# JOB
Reproduce every line of the records below without changing anything, and omit the pictures from your output.
## begin SOURCE DATA
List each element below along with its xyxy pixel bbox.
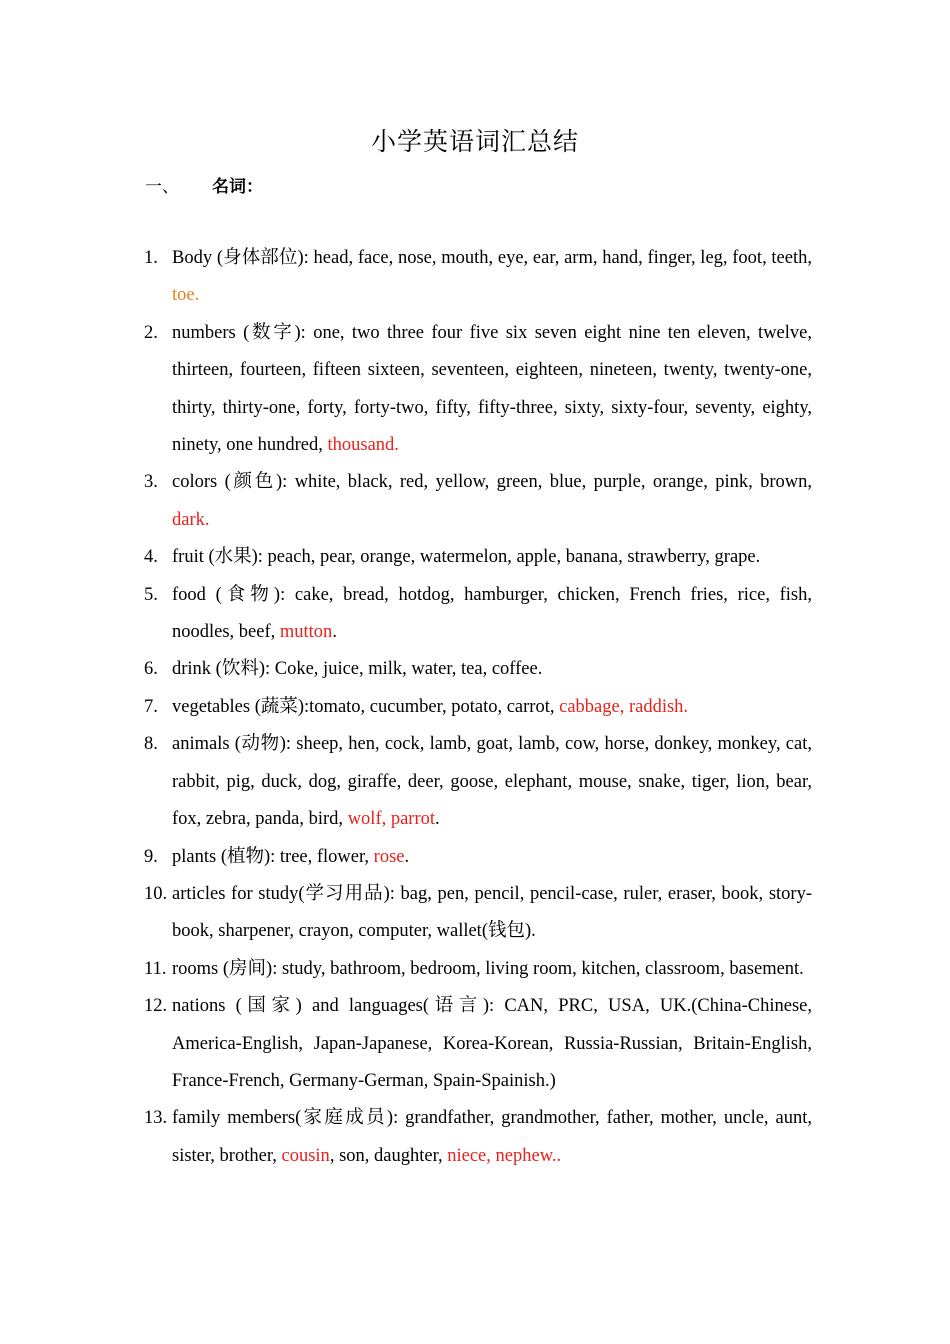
list-item-text xyxy=(172,248,812,305)
highlighted-word: cabbage, raddish. xyxy=(559,696,689,717)
list-item-text xyxy=(172,323,812,455)
text-segment: colors (颜色): white, black, red, yellow, green, blue, purple, orange, pink, brown, xyxy=(172,472,812,493)
list-item xyxy=(144,240,812,315)
highlighted-word: wolf, parrot xyxy=(347,809,436,830)
list-item-number: 2. xyxy=(144,322,158,343)
text-segment: articles for study(学习用品): bag, pen, pencil, pencil-case, ruler, eraser, book, story-book, sharpener, crayon, computer, wallet(钱包). xyxy=(172,883,812,942)
highlighted-word: dark. xyxy=(172,509,210,530)
list-item-number: 6. xyxy=(144,659,158,680)
list-item-number: 10. xyxy=(144,883,168,904)
list-item xyxy=(144,988,812,1100)
text-segment: . xyxy=(404,846,410,867)
list-item-text xyxy=(172,585,812,642)
text-segment: food (食物): cake, bread, hotdog, hamburger, chicken, French fries, rice, fish, noodles, beef, xyxy=(172,584,812,643)
list-item xyxy=(144,577,812,652)
list-item-text xyxy=(172,959,804,979)
list-item-text xyxy=(172,472,812,529)
list-item-text xyxy=(172,697,688,717)
list-item xyxy=(144,726,812,838)
list-item-number: 11. xyxy=(144,958,167,979)
text-segment: drink (饮料): Coke, juice, milk, water, tea, coffee. xyxy=(172,659,543,680)
list-item-number: 7. xyxy=(144,696,158,717)
text-segment: plants (植物): tree, flower, xyxy=(172,846,374,867)
list-item-text xyxy=(172,847,409,867)
text-segment: Body (身体部位): head, face, nose, mouth, eye, ear, arm, hand, finger, leg, foot, teeth, xyxy=(172,248,812,268)
list-item-text xyxy=(172,547,760,567)
highlighted-word: niece, nephew.. xyxy=(447,1145,562,1166)
text-segment: rooms (房间): study, bathroom, bedroom, living room, kitchen, classroom, basement. xyxy=(172,958,804,979)
text-segment: vegetables (蔬菜):tomato, cucumber, potato, carrot, xyxy=(172,696,560,717)
list-item xyxy=(144,876,812,951)
highlighted-word: thousand. xyxy=(327,435,399,456)
list-item-text xyxy=(172,659,542,679)
list-item-number: 4. xyxy=(144,547,158,568)
highlighted-word: cousin xyxy=(281,1145,330,1166)
section-heading xyxy=(145,172,263,197)
list-item-number: 8. xyxy=(144,734,158,755)
list-item xyxy=(144,689,812,726)
text-segment: . xyxy=(332,622,337,643)
list-item-text xyxy=(172,1108,812,1165)
vocabulary-list xyxy=(144,240,812,1175)
highlighted-word: mutton xyxy=(279,622,333,643)
text-segment: nations (国家) and languages(语言): CAN, PRC, USA, UK.(China-Chinese, America-English, Japan-Japanese, Korea-Korean, Russia-Russian, Britain-English, France-French, Germany-German, Spain-Spainish.) xyxy=(172,996,812,1091)
list-item xyxy=(144,1100,812,1175)
list-item xyxy=(144,951,812,988)
list-item xyxy=(144,839,812,876)
list-item-number: 13. xyxy=(144,1108,168,1129)
text-segment: animals (动物): sheep, hen, cock, lamb, goat, lamb, cow, horse, donkey, monkey, cat, rabbit, pig, duck, dog, giraffe, deer, goose, elephant, mouse, snake, tiger, lion, bear, fox, zebra, panda, bird, xyxy=(172,734,812,830)
text-segment: family members(家庭成员): grandfather, grandmother, father, mother, uncle, aunt, sister, brother, xyxy=(172,1108,812,1166)
list-item xyxy=(144,464,812,539)
text-segment: , son, daughter, xyxy=(329,1145,448,1166)
list-item xyxy=(144,651,812,688)
list-item-number: 5. xyxy=(144,584,158,605)
section-label: 名词： xyxy=(212,177,263,197)
list-item-number: 9. xyxy=(144,846,158,867)
text-segment: numbers (数字): one, two three four five six seven eight nine ten eleven, twelve, thirteen, fourteen, fifteen sixteen, seventeen, eighteen, nineteen, twenty, twenty-one, thirty, thirty-one, forty, forty-two, fifty, fifty-three, sixty, sixty-four, seventy, eighty, ninety, one hundred, xyxy=(172,322,812,456)
list-item-text xyxy=(172,734,812,829)
text-segment: fruit (水果): peach, pear, orange, watermelon, apple, banana, strawberry, grape. xyxy=(172,547,761,568)
list-item-text xyxy=(172,996,812,1091)
list-item-number: 12. xyxy=(144,996,168,1017)
highlighted-word: toe. xyxy=(172,285,200,306)
highlighted-word: rose xyxy=(373,846,405,867)
list-item xyxy=(144,315,812,465)
page-title: 小学英语词汇总结 xyxy=(370,127,579,156)
list-item-number: 3. xyxy=(144,472,158,493)
section-number: 一、 xyxy=(145,177,179,197)
list-item-number: 1. xyxy=(144,248,158,268)
list-item-text xyxy=(172,884,812,941)
text-segment: . xyxy=(435,809,440,830)
list-item xyxy=(144,539,812,576)
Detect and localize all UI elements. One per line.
## end SOURCE DATA
# OUTPUT BELOW
List each element below along with its xyxy pixel bbox.
list-item-text xyxy=(172,248,812,305)
highlighted-word: cabbage, raddish. xyxy=(559,696,689,717)
list-item-text xyxy=(172,323,812,455)
text-segment: colors (颜色): white, black, red, yellow, green, blue, purple, orange, pink, brown, xyxy=(172,472,812,493)
list-item xyxy=(144,240,812,315)
highlighted-word: wolf, parrot xyxy=(347,809,436,830)
list-item-number: 2. xyxy=(144,322,158,343)
text-segment: articles for study(学习用品): bag, pen, pencil, pencil-case, ruler, eraser, book, story-book, sharpener, crayon, computer, wallet(钱包). xyxy=(172,883,812,942)
highlighted-word: dark. xyxy=(172,509,210,530)
list-item-number: 6. xyxy=(144,659,158,680)
list-item-number: 10. xyxy=(144,883,168,904)
list-item xyxy=(144,988,812,1100)
text-segment: . xyxy=(404,846,410,867)
list-item-text xyxy=(172,585,812,642)
text-segment: food (食物): cake, bread, hotdog, hamburger, chicken, French fries, rice, fish, noodles, beef, xyxy=(172,584,812,643)
list-item xyxy=(144,577,812,652)
list-item-text xyxy=(172,959,804,979)
list-item-text xyxy=(172,472,812,529)
list-item-text xyxy=(172,697,688,717)
list-item xyxy=(144,726,812,838)
list-item-number: 11. xyxy=(144,958,167,979)
text-segment: drink (饮料): Coke, juice, milk, water, tea, coffee. xyxy=(172,659,543,680)
list-item-number: 7. xyxy=(144,696,158,717)
text-segment: plants (植物): tree, flower, xyxy=(172,846,374,867)
list-item-text xyxy=(172,847,409,867)
text-segment: Body (身体部位): head, face, nose, mouth, eye, ear, arm, hand, finger, leg, foot, teeth, xyxy=(172,248,812,268)
list-item-text xyxy=(172,547,760,567)
highlighted-word: niece, nephew.. xyxy=(447,1145,562,1166)
text-segment: rooms (房间): study, bathroom, bedroom, living room, kitchen, classroom, basement. xyxy=(172,958,804,979)
text-segment: vegetables (蔬菜):tomato, cucumber, potato, carrot, xyxy=(172,696,560,717)
list-item xyxy=(144,876,812,951)
highlighted-word: thousand. xyxy=(327,435,399,456)
list-item-text xyxy=(172,659,542,679)
list-item-number: 4. xyxy=(144,547,158,568)
highlighted-word: cousin xyxy=(281,1145,330,1166)
section-heading xyxy=(145,172,263,197)
list-item-number: 8. xyxy=(144,734,158,755)
list-item xyxy=(144,689,812,726)
text-segment: . xyxy=(332,622,337,643)
list-item-text xyxy=(172,1108,812,1165)
vocabulary-list xyxy=(144,240,812,1175)
highlighted-word: mutton xyxy=(279,622,333,643)
text-segment: nations (国家) and languages(语言): CAN, PRC, USA, UK.(China-Chinese, America-English, Japan-Japanese, Korea-Korean, Russia-Russian, Britain-English, France-French, Germany-German, Spain-Spainish.) xyxy=(172,996,812,1091)
list-item xyxy=(144,1100,812,1175)
list-item xyxy=(144,951,812,988)
list-item xyxy=(144,839,812,876)
list-item-number: 13. xyxy=(144,1108,168,1129)
text-segment: animals (动物): sheep, hen, cock, lamb, goat, lamb, cow, horse, donkey, monkey, cat, rabbit, pig, duck, dog, giraffe, deer, goose, elephant, mouse, snake, tiger, lion, bear, fox, zebra, panda, bird, xyxy=(172,734,812,830)
text-segment: family members(家庭成员): grandfather, grandmother, father, mother, uncle, aunt, sister, brother, xyxy=(172,1108,812,1166)
list-item xyxy=(144,464,812,539)
text-segment: , son, daughter, xyxy=(329,1145,448,1166)
list-item xyxy=(144,651,812,688)
list-item-number: 5. xyxy=(144,584,158,605)
section-label: 名词： xyxy=(212,177,263,197)
list-item-number: 9. xyxy=(144,846,158,867)
text-segment: numbers (数字): one, two three four five six seven eight nine ten eleven, twelve, thirteen, fourteen, fifteen sixteen, seventeen, eighteen, nineteen, twenty, twenty-one, thirty, thirty-one, forty, forty-two, fifty, fifty-three, sixty, sixty-four, seventy, eighty, ninety, one hundred, xyxy=(172,322,812,456)
list-item-text xyxy=(172,734,812,829)
text-segment: fruit (水果): peach, pear, orange, watermelon, apple, banana, strawberry, grape. xyxy=(172,547,761,568)
list-item-text xyxy=(172,996,812,1091)
list-item-number: 12. xyxy=(144,996,168,1017)
highlighted-word: toe. xyxy=(172,285,200,306)
highlighted-word: rose xyxy=(373,846,405,867)
list-item xyxy=(144,315,812,465)
page-title: 小学英语词汇总结 xyxy=(370,127,579,156)
list-item-number: 3. xyxy=(144,472,158,493)
section-number: 一、 xyxy=(145,177,179,197)
list-item-number: 1. xyxy=(144,248,158,268)
list-item-text xyxy=(172,884,812,941)
text-segment: . xyxy=(435,809,440,830)
list-item xyxy=(144,539,812,576)
Detect and localize all UI elements. One per line.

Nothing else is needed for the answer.